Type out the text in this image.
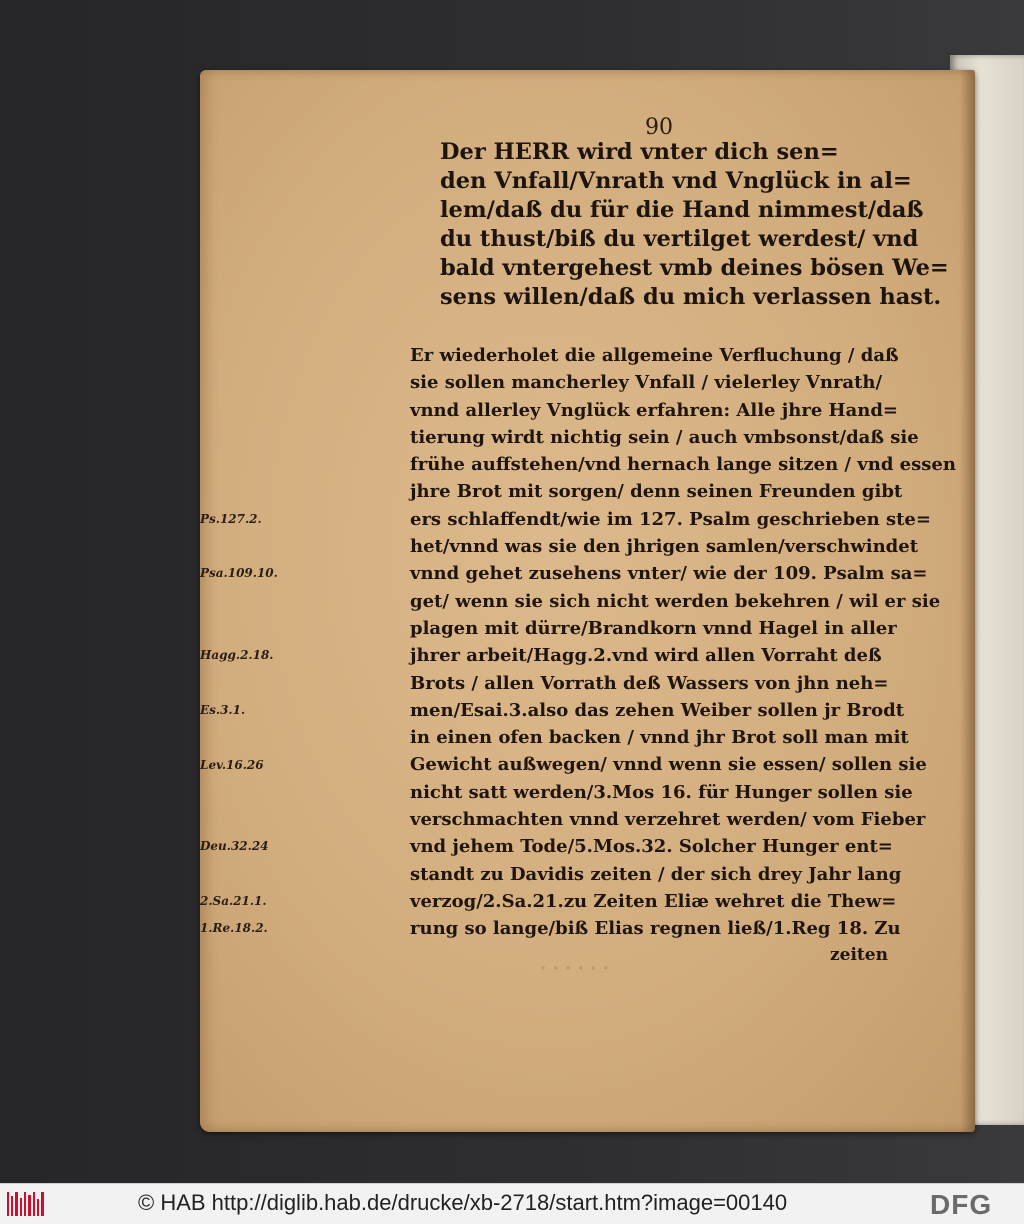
· · · · · ·
90
Der HERR wird vnter dich sen=
den Vnfall/Vnrath vnd Vnglück in al=
lem/daß du für die Hand nimmest/daß
du thust/biß du vertilget werdest/ vnd
bald vntergehest vmb deines bösen We=
sens willen/daß du mich verlassen hast.
Ps.127.2.
Psa.109.10.
Hagg.2.18.
Es.3.1.
Lev.16.26
Deu.32.24
2.Sa.21.1.
1.Re.18.2.
Er wiederholet die allgemeine Verfluchung / daß
sie sollen mancherley Vnfall / vielerley Vnrath/
vnnd allerley Vnglück erfahren: Alle jhre Hand=
tierung wirdt nichtig sein / auch vmbsonst/daß sie
frühe auffstehen/vnd hernach lange sitzen / vnd essen
jhre Brot mit sorgen/ denn seinen Freunden gibt
ers schlaffendt/wie im 127. Psalm geschrieben ste=
het/vnnd was sie den jhrigen samlen/verschwindet
vnnd gehet zusehens vnter/ wie der 109. Psalm sa=
get/ wenn sie sich nicht werden bekehren / wil er sie
plagen mit dürre/Brandkorn vnnd Hagel in aller
jhrer arbeit/Hagg.2.vnd wird allen Vorraht deß
Brots / allen Vorrath deß Wassers von jhn neh=
men/Esai.3.also das zehen Weiber sollen jr Brodt
in einen ofen backen / vnnd jhr Brot soll man mit
Gewicht außwegen/ vnnd wenn sie essen/ sollen sie
nicht satt werden/3.Mos 16. für Hunger sollen sie
verschmachten vnnd verzehret werden/ vom Fieber
vnd jehem Tode/5.Mos.32. Solcher Hunger ent=
standt zu Davidis zeiten / der sich drey Jahr lang
verzog/2.Sa.21.zu Zeiten Eliæ wehret die Thew=
rung so lange/biß Elias regnen ließ/1.Reg 18. Zu
zeiten
© HAB http://diglib.hab.de/drucke/xb-2718/start.htm?image=00140	DFG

**To be done:**
Extract, from the listing above, every line where the string "Vnglück" occurs.

**Exercise solution:**
den Vnfall/Vnrath vnd Vnglück in al=
vnnd allerley Vnglück erfahren: Alle jhre Hand=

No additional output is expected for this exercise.